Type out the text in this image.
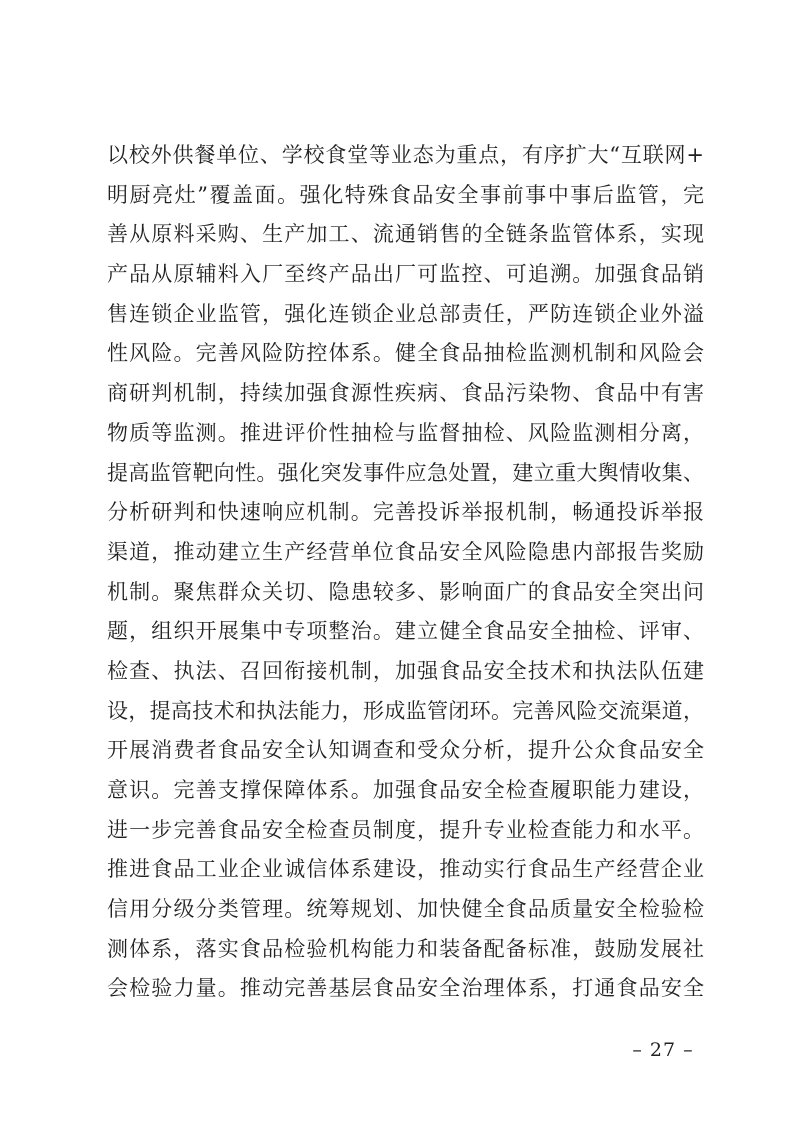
以校外供餐单位、学校食堂等业态为重点，有序扩大“互联网+
明厨亮灶”覆盖面。强化特殊食品安全事前事中事后监管，完
善从原料采购、生产加工、流通销售的全链条监管体系，实现
产品从原辅料入厂至终产品出厂可监控、可追溯。加强食品销
售连锁企业监管，强化连锁企业总部责任，严防连锁企业外溢
性风险。完善风险防控体系。健全食品抽检监测机制和风险会
商研判机制，持续加强食源性疾病、食品污染物、食品中有害
物质等监测。推进评价性抽检与监督抽检、风险监测相分离，
提高监管靶向性。强化突发事件应急处置，建立重大舆情收集、
分析研判和快速响应机制。完善投诉举报机制，畅通投诉举报
渠道，推动建立生产经营单位食品安全风险隐患内部报告奖励
机制。聚焦群众关切、隐患较多、影响面广的食品安全突出问
题，组织开展集中专项整治。建立健全食品安全抽检、评审、
检查、执法、召回衔接机制，加强食品安全技术和执法队伍建
设，提高技术和执法能力，形成监管闭环。完善风险交流渠道，
开展消费者食品安全认知调查和受众分析，提升公众食品安全
意识。完善支撑保障体系。加强食品安全检查履职能力建设，
进一步完善食品安全检查员制度，提升专业检查能力和水平。
推进食品工业企业诚信体系建设，推动实行食品生产经营企业
信用分级分类管理。统筹规划、加快健全食品质量安全检验检
测体系，落实食品检验机构能力和装备配备标准，鼓励发展社
会检验力量。推动完善基层食品安全治理体系，打通食品安全
– 27 –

[Written task]
Go through the listing above and quote it exactly, apart from its images.

[Answer in full]
Type out the text in this image.
以校外供餐单位、学校食堂等业态为重点，有序扩大“互联网+
明厨亮灶”覆盖面。强化特殊食品安全事前事中事后监管，完
善从原料采购、生产加工、流通销售的全链条监管体系，实现
产品从原辅料入厂至终产品出厂可监控、可追溯。加强食品销
售连锁企业监管，强化连锁企业总部责任，严防连锁企业外溢
性风险。完善风险防控体系。健全食品抽检监测机制和风险会
商研判机制，持续加强食源性疾病、食品污染物、食品中有害
物质等监测。推进评价性抽检与监督抽检、风险监测相分离，
提高监管靶向性。强化突发事件应急处置，建立重大舆情收集、
分析研判和快速响应机制。完善投诉举报机制，畅通投诉举报
渠道，推动建立生产经营单位食品安全风险隐患内部报告奖励
机制。聚焦群众关切、隐患较多、影响面广的食品安全突出问
题，组织开展集中专项整治。建立健全食品安全抽检、评审、
检查、执法、召回衔接机制，加强食品安全技术和执法队伍建
设，提高技术和执法能力，形成监管闭环。完善风险交流渠道，
开展消费者食品安全认知调查和受众分析，提升公众食品安全
意识。完善支撑保障体系。加强食品安全检查履职能力建设，
进一步完善食品安全检查员制度，提升专业检查能力和水平。
推进食品工业企业诚信体系建设，推动实行食品生产经营企业
信用分级分类管理。统筹规划、加快健全食品质量安全检验检
测体系，落实食品检验机构能力和装备配备标准，鼓励发展社
会检验力量。推动完善基层食品安全治理体系，打通食品安全
– 27 –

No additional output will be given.